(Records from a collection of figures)
════════════════════

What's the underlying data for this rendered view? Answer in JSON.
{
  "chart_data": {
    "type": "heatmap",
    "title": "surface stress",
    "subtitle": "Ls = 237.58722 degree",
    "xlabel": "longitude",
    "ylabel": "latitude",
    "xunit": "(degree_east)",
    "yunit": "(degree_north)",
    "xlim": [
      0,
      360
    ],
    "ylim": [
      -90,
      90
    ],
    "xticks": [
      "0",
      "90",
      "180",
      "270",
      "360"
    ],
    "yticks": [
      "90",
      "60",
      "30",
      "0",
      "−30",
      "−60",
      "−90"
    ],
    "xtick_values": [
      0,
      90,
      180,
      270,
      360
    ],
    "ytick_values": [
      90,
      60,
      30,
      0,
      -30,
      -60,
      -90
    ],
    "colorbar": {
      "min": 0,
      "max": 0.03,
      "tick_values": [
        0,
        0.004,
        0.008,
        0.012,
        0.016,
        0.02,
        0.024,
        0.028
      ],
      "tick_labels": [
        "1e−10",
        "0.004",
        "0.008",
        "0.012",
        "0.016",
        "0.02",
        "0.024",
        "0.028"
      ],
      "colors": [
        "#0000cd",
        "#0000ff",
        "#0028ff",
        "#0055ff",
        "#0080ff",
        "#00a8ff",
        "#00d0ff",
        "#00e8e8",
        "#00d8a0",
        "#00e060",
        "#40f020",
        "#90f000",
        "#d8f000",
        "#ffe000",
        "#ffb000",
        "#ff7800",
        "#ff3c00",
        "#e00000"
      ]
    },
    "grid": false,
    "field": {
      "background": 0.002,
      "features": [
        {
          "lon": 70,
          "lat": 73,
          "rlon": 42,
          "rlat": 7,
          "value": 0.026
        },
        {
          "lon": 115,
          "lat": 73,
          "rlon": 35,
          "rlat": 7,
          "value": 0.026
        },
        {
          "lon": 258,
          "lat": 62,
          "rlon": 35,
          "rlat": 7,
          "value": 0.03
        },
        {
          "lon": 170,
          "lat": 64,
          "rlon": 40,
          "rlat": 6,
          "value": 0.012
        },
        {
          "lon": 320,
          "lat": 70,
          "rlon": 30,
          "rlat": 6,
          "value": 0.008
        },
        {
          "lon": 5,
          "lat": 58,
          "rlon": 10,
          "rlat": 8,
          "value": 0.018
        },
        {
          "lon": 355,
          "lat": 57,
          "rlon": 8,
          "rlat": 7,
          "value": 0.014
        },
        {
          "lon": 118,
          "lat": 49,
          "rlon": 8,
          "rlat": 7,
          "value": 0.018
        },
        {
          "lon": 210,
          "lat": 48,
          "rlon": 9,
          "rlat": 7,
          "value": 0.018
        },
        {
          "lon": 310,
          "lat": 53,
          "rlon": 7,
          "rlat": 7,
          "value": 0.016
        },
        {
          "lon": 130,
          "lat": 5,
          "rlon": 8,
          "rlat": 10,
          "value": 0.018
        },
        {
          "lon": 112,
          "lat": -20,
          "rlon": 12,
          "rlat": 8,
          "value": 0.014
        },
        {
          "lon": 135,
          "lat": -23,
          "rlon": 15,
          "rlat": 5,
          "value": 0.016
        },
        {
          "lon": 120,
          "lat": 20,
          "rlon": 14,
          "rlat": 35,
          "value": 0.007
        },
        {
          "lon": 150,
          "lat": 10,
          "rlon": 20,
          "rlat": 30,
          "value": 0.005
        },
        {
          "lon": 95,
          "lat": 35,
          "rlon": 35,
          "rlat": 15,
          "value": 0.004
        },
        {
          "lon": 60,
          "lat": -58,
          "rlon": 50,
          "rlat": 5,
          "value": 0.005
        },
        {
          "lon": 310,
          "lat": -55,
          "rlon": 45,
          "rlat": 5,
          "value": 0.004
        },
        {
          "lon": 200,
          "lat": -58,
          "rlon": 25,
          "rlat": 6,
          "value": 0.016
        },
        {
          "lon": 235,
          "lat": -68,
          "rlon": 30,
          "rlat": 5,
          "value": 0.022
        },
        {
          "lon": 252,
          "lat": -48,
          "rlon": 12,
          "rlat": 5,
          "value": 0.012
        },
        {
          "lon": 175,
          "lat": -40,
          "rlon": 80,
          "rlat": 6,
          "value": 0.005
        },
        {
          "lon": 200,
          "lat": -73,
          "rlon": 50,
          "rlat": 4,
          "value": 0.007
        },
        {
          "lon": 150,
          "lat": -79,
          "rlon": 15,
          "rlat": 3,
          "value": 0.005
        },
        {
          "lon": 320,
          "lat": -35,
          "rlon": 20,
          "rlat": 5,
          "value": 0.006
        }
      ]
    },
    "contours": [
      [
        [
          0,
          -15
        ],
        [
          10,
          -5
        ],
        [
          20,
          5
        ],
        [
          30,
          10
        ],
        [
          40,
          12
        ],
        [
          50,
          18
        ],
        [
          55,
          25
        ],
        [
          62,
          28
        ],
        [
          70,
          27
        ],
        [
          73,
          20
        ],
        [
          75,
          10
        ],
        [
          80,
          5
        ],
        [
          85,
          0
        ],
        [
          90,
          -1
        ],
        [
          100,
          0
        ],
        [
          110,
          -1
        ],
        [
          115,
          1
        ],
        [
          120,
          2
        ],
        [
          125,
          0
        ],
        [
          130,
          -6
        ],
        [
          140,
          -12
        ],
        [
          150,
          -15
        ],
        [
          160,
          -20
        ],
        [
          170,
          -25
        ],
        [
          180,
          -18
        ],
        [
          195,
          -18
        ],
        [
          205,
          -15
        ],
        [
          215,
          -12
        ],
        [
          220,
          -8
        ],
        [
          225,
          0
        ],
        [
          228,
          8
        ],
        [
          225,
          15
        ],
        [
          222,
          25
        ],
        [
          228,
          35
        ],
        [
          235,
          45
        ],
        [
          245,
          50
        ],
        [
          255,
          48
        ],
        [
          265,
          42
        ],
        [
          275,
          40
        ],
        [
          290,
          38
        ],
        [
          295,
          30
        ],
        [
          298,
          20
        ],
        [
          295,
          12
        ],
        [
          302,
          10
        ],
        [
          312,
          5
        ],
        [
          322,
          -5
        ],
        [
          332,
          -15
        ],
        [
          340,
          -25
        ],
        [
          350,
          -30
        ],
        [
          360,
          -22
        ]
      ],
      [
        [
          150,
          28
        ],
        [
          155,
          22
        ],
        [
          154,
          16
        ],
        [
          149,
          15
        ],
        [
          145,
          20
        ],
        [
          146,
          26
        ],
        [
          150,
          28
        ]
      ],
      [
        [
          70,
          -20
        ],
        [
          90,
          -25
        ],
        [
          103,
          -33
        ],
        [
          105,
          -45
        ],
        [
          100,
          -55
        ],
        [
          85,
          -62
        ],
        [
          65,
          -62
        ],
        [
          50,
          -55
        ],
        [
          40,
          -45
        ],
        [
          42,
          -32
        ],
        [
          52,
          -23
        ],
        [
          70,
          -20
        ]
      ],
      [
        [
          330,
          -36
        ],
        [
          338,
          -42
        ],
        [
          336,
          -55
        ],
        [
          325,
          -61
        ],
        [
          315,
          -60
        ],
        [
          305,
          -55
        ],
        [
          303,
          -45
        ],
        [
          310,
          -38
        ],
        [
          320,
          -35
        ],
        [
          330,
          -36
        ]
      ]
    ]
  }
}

════════════════════

TASK DETAILS
Every record above should be copied exactly.

TASK SOLUTION
What's the underlying data for this rendered view? Answer in JSON.
{
  "chart_data": {
    "type": "heatmap",
    "title": "surface stress",
    "subtitle": "Ls = 237.58722 degree",
    "xlabel": "longitude",
    "ylabel": "latitude",
    "xunit": "(degree_east)",
    "yunit": "(degree_north)",
    "xlim": [
      0,
      360
    ],
    "ylim": [
      -90,
      90
    ],
    "xticks": [
      "0",
      "90",
      "180",
      "270",
      "360"
    ],
    "yticks": [
      "90",
      "60",
      "30",
      "0",
      "−30",
      "−60",
      "−90"
    ],
    "xtick_values": [
      0,
      90,
      180,
      270,
      360
    ],
    "ytick_values": [
      90,
      60,
      30,
      0,
      -30,
      -60,
      -90
    ],
    "colorbar": {
      "min": 0,
      "max": 0.03,
      "tick_values": [
        0,
        0.004,
        0.008,
        0.012,
        0.016,
        0.02,
        0.024,
        0.028
      ],
      "tick_labels": [
        "1e−10",
        "0.004",
        "0.008",
        "0.012",
        "0.016",
        "0.02",
        "0.024",
        "0.028"
      ],
      "colors": [
        "#0000cd",
        "#0000ff",
        "#0028ff",
        "#0055ff",
        "#0080ff",
        "#00a8ff",
        "#00d0ff",
        "#00e8e8",
        "#00d8a0",
        "#00e060",
        "#40f020",
        "#90f000",
        "#d8f000",
        "#ffe000",
        "#ffb000",
        "#ff7800",
        "#ff3c00",
        "#e00000"
      ]
    },
    "grid": false,
    "field": {
      "background": 0.002,
      "features": [
        {
          "lon": 70,
          "lat": 73,
          "rlon": 42,
          "rlat": 7,
          "value": 0.026
        },
        {
          "lon": 115,
          "lat": 73,
          "rlon": 35,
          "rlat": 7,
          "value": 0.026
        },
        {
          "lon": 258,
          "lat": 62,
          "rlon": 35,
          "rlat": 7,
          "value": 0.03
        },
        {
          "lon": 170,
          "lat": 64,
          "rlon": 40,
          "rlat": 6,
          "value": 0.012
        },
        {
          "lon": 320,
          "lat": 70,
          "rlon": 30,
          "rlat": 6,
          "value": 0.008
        },
        {
          "lon": 5,
          "lat": 58,
          "rlon": 10,
          "rlat": 8,
          "value": 0.018
        },
        {
          "lon": 355,
          "lat": 57,
          "rlon": 8,
          "rlat": 7,
          "value": 0.014
        },
        {
          "lon": 118,
          "lat": 49,
          "rlon": 8,
          "rlat": 7,
          "value": 0.018
        },
        {
          "lon": 210,
          "lat": 48,
          "rlon": 9,
          "rlat": 7,
          "value": 0.018
        },
        {
          "lon": 310,
          "lat": 53,
          "rlon": 7,
          "rlat": 7,
          "value": 0.016
        },
        {
          "lon": 130,
          "lat": 5,
          "rlon": 8,
          "rlat": 10,
          "value": 0.018
        },
        {
          "lon": 112,
          "lat": -20,
          "rlon": 12,
          "rlat": 8,
          "value": 0.014
        },
        {
          "lon": 135,
          "lat": -23,
          "rlon": 15,
          "rlat": 5,
          "value": 0.016
        },
        {
          "lon": 120,
          "lat": 20,
          "rlon": 14,
          "rlat": 35,
          "value": 0.007
        },
        {
          "lon": 150,
          "lat": 10,
          "rlon": 20,
          "rlat": 30,
          "value": 0.005
        },
        {
          "lon": 95,
          "lat": 35,
          "rlon": 35,
          "rlat": 15,
          "value": 0.004
        },
        {
          "lon": 60,
          "lat": -58,
          "rlon": 50,
          "rlat": 5,
          "value": 0.005
        },
        {
          "lon": 310,
          "lat": -55,
          "rlon": 45,
          "rlat": 5,
          "value": 0.004
        },
        {
          "lon": 200,
          "lat": -58,
          "rlon": 25,
          "rlat": 6,
          "value": 0.016
        },
        {
          "lon": 235,
          "lat": -68,
          "rlon": 30,
          "rlat": 5,
          "value": 0.022
        },
        {
          "lon": 252,
          "lat": -48,
          "rlon": 12,
          "rlat": 5,
          "value": 0.012
        },
        {
          "lon": 175,
          "lat": -40,
          "rlon": 80,
          "rlat": 6,
          "value": 0.005
        },
        {
          "lon": 200,
          "lat": -73,
          "rlon": 50,
          "rlat": 4,
          "value": 0.007
        },
        {
          "lon": 150,
          "lat": -79,
          "rlon": 15,
          "rlat": 3,
          "value": 0.005
        },
        {
          "lon": 320,
          "lat": -35,
          "rlon": 20,
          "rlat": 5,
          "value": 0.006
        }
      ]
    },
    "contours": [
      [
        [
          0,
          -15
        ],
        [
          10,
          -5
        ],
        [
          20,
          5
        ],
        [
          30,
          10
        ],
        [
          40,
          12
        ],
        [
          50,
          18
        ],
        [
          55,
          25
        ],
        [
          62,
          28
        ],
        [
          70,
          27
        ],
        [
          73,
          20
        ],
        [
          75,
          10
        ],
        [
          80,
          5
        ],
        [
          85,
          0
        ],
        [
          90,
          -1
        ],
        [
          100,
          0
        ],
        [
          110,
          -1
        ],
        [
          115,
          1
        ],
        [
          120,
          2
        ],
        [
          125,
          0
        ],
        [
          130,
          -6
        ],
        [
          140,
          -12
        ],
        [
          150,
          -15
        ],
        [
          160,
          -20
        ],
        [
          170,
          -25
        ],
        [
          180,
          -18
        ],
        [
          195,
          -18
        ],
        [
          205,
          -15
        ],
        [
          215,
          -12
        ],
        [
          220,
          -8
        ],
        [
          225,
          0
        ],
        [
          228,
          8
        ],
        [
          225,
          15
        ],
        [
          222,
          25
        ],
        [
          228,
          35
        ],
        [
          235,
          45
        ],
        [
          245,
          50
        ],
        [
          255,
          48
        ],
        [
          265,
          42
        ],
        [
          275,
          40
        ],
        [
          290,
          38
        ],
        [
          295,
          30
        ],
        [
          298,
          20
        ],
        [
          295,
          12
        ],
        [
          302,
          10
        ],
        [
          312,
          5
        ],
        [
          322,
          -5
        ],
        [
          332,
          -15
        ],
        [
          340,
          -25
        ],
        [
          350,
          -30
        ],
        [
          360,
          -22
        ]
      ],
      [
        [
          150,
          28
        ],
        [
          155,
          22
        ],
        [
          154,
          16
        ],
        [
          149,
          15
        ],
        [
          145,
          20
        ],
        [
          146,
          26
        ],
        [
          150,
          28
        ]
      ],
      [
        [
          70,
          -20
        ],
        [
          90,
          -25
        ],
        [
          103,
          -33
        ],
        [
          105,
          -45
        ],
        [
          100,
          -55
        ],
        [
          85,
          -62
        ],
        [
          65,
          -62
        ],
        [
          50,
          -55
        ],
        [
          40,
          -45
        ],
        [
          42,
          -32
        ],
        [
          52,
          -23
        ],
        [
          70,
          -20
        ]
      ],
      [
        [
          330,
          -36
        ],
        [
          338,
          -42
        ],
        [
          336,
          -55
        ],
        [
          325,
          -61
        ],
        [
          315,
          -60
        ],
        [
          305,
          -55
        ],
        [
          303,
          -45
        ],
        [
          310,
          -38
        ],
        [
          320,
          -35
        ],
        [
          330,
          -36
        ]
      ]
    ]
  }
}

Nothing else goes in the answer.